§ Short exercise: Copy out each line of the listing that has the word "ФОРМЫ" in it.

Stored records
****************
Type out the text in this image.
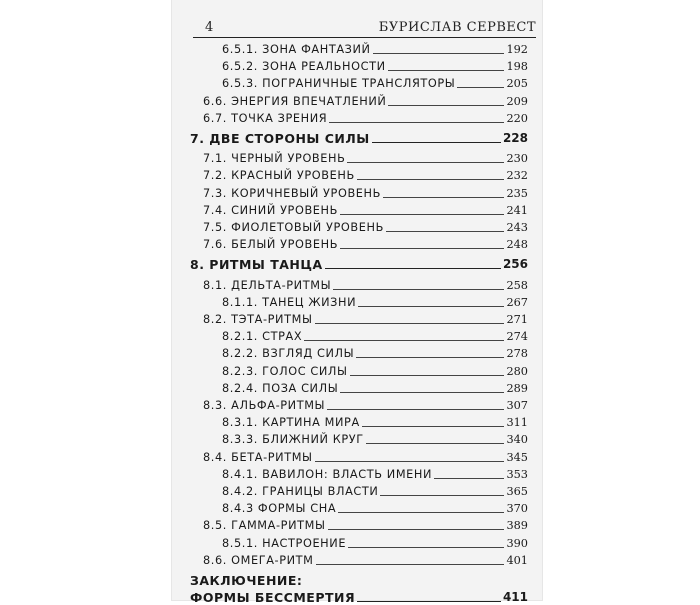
4	БУРИСЛАВ СЕРВЕСТ
6.5.1. ЗОНА ФАНТАЗИЙ	192
6.5.2. ЗОНА РЕАЛЬНОСТИ	198
6.5.3. ПОГРАНИЧНЫЕ ТРАНСЛЯТОРЫ	205
6.6. ЭНЕРГИЯ ВПЕЧАТЛЕНИЙ	209
6.7. ТОЧКА ЗРЕНИЯ	220
7. ДВЕ СТОРОНЫ СИЛЫ	228
7.1. ЧЕРНЫЙ УРОВЕНЬ	230
7.2. КРАСНЫЙ УРОВЕНЬ	232
7.3. КОРИЧНЕВЫЙ УРОВЕНЬ	235
7.4. СИНИЙ УРОВЕНЬ	241
7.5. ФИОЛЕТОВЫЙ УРОВЕНЬ	243
7.6. БЕЛЫЙ УРОВЕНЬ	248
8. РИТМЫ ТАНЦА	256
8.1. ДЕЛЬТА-РИТМЫ	258
8.1.1. ТАНЕЦ ЖИЗНИ	267
8.2. ТЭТА-РИТМЫ	271
8.2.1. СТРАХ	274
8.2.2. ВЗГЛЯД СИЛЫ	278
8.2.3. ГОЛОС СИЛЫ	280
8.2.4. ПОЗА СИЛЫ	289
8.3. АЛЬФА-РИТМЫ	307
8.3.1. КАРТИНА МИРА	311
8.3.3. БЛИЖНИЙ КРУГ	340
8.4. БЕТА-РИТМЫ	345
8.4.1. ВАВИЛОН: ВЛАСТЬ ИМЕНИ	353
8.4.2. ГРАНИЦЫ ВЛАСТИ	365
8.4.3 ФОРМЫ СНА	370
8.5. ГАММА-РИТМЫ	389
8.5.1. НАСТРОЕНИЕ	390
8.6. ОМЕГА-РИТМ	401
ЗАКЛЮЧЕНИЕ:
ФОРМЫ БЕССМЕРТИЯ	411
****************
§ Full solution:
8.4.3 ФОРМЫ СНА	370
ФОРМЫ БЕССМЕРТИЯ	411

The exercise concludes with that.